◆ Problem to solve:
Locate the lines where "anticlines" occurs and copy them as they stand.

◆ Input records:
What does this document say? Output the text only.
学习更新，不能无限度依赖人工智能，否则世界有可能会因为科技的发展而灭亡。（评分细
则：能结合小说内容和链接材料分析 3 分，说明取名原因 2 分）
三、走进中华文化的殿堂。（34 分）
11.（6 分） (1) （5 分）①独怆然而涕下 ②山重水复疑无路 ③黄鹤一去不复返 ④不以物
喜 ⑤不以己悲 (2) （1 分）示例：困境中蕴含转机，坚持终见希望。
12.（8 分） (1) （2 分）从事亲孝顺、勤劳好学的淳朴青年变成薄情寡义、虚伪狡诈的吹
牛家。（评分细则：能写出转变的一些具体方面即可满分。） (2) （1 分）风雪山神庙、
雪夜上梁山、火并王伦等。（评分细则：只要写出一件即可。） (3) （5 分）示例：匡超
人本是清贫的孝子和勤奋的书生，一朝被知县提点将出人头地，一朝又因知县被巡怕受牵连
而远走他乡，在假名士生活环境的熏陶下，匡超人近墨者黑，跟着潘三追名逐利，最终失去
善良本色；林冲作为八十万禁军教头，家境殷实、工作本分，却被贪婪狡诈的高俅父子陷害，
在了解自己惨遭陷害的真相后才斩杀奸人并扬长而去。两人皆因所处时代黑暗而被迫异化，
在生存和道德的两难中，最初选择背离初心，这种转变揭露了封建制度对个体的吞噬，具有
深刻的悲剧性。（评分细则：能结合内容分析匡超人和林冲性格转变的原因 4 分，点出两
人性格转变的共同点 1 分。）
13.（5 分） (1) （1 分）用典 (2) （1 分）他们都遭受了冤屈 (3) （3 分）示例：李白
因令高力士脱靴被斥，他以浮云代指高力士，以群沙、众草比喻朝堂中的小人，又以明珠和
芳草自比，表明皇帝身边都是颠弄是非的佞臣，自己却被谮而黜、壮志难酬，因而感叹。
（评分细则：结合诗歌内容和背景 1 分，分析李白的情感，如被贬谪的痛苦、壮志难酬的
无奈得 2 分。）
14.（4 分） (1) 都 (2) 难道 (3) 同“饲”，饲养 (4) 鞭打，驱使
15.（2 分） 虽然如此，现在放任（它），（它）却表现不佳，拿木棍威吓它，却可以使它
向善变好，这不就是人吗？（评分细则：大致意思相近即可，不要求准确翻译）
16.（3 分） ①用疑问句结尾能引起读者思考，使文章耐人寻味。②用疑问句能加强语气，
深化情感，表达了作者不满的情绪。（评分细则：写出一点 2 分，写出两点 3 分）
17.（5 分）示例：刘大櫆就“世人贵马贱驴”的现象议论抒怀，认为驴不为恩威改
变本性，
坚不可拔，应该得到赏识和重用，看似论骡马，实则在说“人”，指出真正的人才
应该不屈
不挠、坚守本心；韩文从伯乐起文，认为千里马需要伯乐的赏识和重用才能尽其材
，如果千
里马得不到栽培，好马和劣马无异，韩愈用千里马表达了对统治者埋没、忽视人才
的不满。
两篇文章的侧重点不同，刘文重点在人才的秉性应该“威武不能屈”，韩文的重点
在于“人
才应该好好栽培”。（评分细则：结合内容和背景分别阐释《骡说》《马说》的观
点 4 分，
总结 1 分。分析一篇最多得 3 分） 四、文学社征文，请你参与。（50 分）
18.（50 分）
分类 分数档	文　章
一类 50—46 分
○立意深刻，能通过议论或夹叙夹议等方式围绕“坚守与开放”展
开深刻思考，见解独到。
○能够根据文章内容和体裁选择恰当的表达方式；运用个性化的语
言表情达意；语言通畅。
---
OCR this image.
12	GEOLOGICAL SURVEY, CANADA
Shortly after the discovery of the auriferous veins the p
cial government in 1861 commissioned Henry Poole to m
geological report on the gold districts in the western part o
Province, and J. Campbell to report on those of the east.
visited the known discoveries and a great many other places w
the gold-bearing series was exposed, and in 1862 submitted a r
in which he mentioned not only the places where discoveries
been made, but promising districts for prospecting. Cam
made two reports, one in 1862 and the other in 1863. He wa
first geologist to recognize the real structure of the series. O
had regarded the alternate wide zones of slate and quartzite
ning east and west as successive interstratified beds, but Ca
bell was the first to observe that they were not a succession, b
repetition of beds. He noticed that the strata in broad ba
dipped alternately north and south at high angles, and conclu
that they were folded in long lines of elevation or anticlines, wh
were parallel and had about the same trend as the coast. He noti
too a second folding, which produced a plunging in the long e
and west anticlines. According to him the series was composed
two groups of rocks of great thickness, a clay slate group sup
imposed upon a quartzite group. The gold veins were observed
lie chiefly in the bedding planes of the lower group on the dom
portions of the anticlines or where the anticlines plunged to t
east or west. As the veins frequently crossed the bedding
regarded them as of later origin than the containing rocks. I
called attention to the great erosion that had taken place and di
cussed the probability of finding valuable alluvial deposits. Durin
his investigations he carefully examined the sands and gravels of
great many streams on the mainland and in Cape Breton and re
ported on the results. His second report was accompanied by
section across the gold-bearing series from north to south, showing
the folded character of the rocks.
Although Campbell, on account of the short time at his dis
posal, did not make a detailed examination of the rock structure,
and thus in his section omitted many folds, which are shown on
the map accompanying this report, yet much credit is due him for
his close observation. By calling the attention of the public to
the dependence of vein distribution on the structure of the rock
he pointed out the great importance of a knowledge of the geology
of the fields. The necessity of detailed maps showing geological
--
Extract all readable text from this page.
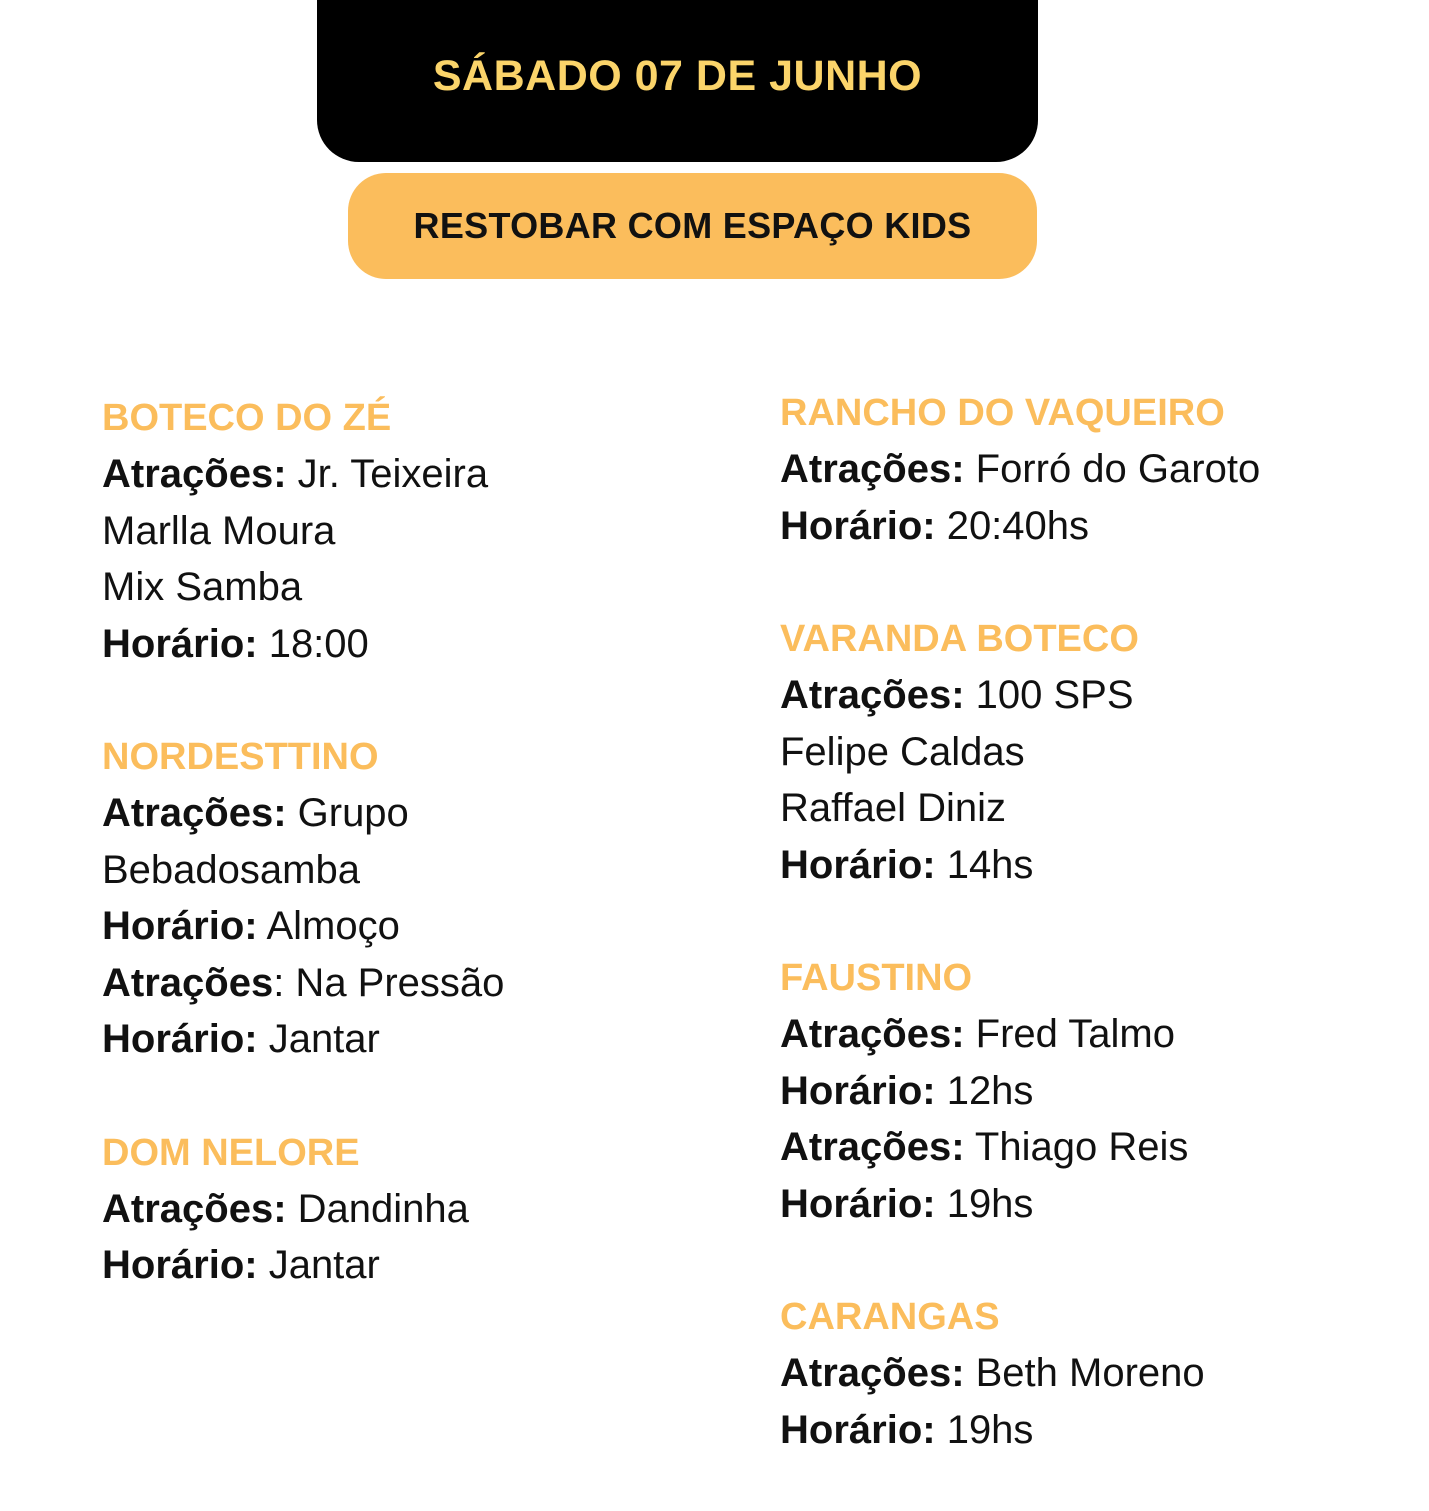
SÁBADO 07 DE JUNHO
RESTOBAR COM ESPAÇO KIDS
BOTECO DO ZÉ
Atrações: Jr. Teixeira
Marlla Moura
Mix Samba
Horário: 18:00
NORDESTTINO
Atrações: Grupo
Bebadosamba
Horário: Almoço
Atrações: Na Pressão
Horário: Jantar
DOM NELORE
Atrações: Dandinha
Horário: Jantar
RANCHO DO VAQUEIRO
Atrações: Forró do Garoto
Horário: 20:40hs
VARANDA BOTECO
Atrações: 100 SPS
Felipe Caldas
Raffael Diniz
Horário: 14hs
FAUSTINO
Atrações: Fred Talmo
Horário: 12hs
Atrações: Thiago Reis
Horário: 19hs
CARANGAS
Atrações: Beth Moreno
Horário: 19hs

◆ Result of the task:
that they were folded in long lines of elevation or anticlines, wh
and west anticlines. According to him the series was composed
portions of the anticlines or where the anticlines plunged to t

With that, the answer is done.